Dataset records
## start
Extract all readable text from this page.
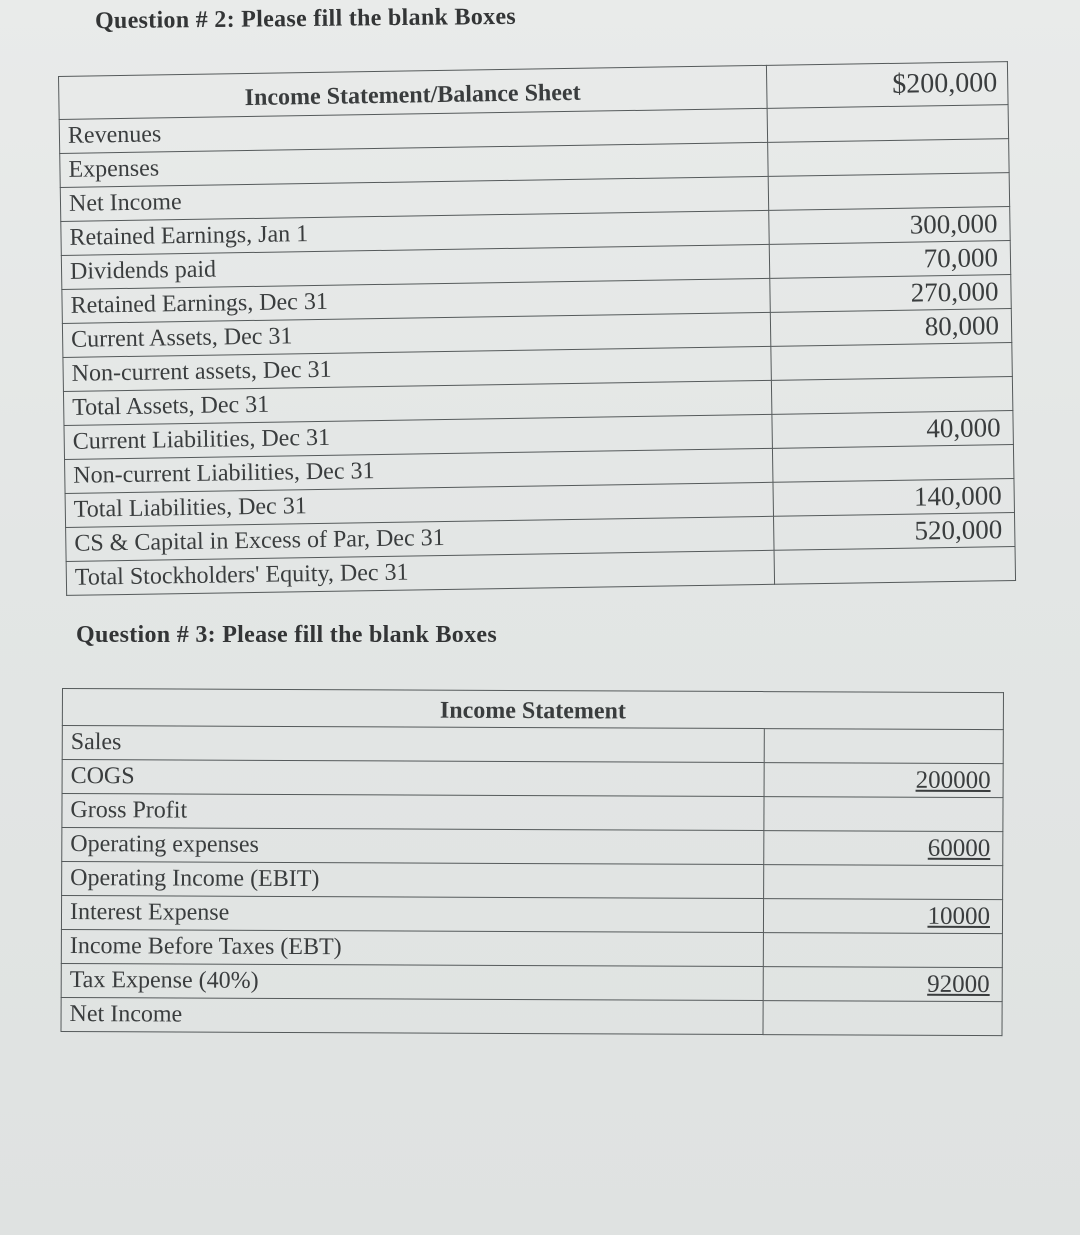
Question # 2: Please fill the blank Boxes
Income Statement/Balance Sheet	$200,000
Revenues	
Expenses	
Net Income	
Retained Earnings, Jan 1	300,000
Dividends paid	70,000
Retained Earnings, Dec 31	270,000
Current Assets, Dec 31	80,000
Non-current assets, Dec 31	
Total Assets, Dec 31	
Current Liabilities, Dec 31	40,000
Non-current Liabilities, Dec 31	
Total Liabilities, Dec 31	140,000
CS & Capital in Excess of Par, Dec 31	520,000
Total Stockholders' Equity, Dec 31	
Question # 3: Please fill the blank Boxes
Income Statement	
Sales	
COGS	200000
Gross Profit	
Operating expenses	60000
Operating Income (EBIT)	
Interest Expense	10000
Income Before Taxes (EBT)	
Tax Expense (40%)	92000
Net Income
## end
- [To do]: Set down the complete material exactly, but do not include the images.

- [Correct answer]:
Extract all readable text from this page.
Question # 2: Please fill the blank Boxes
Income Statement/Balance Sheet	$200,000
Revenues	
Expenses	
Net Income	
Retained Earnings, Jan 1	300,000
Dividends paid	70,000
Retained Earnings, Dec 31	270,000
Current Assets, Dec 31	80,000
Non-current assets, Dec 31	
Total Assets, Dec 31	
Current Liabilities, Dec 31	40,000
Non-current Liabilities, Dec 31	
Total Liabilities, Dec 31	140,000
CS & Capital in Excess of Par, Dec 31	520,000
Total Stockholders' Equity, Dec 31	
Question # 3: Please fill the blank Boxes
Income Statement	
Sales	
COGS	200000
Gross Profit	
Operating expenses	60000
Operating Income (EBIT)	
Interest Expense	10000
Income Before Taxes (EBT)	
Tax Expense (40%)	92000
Net Income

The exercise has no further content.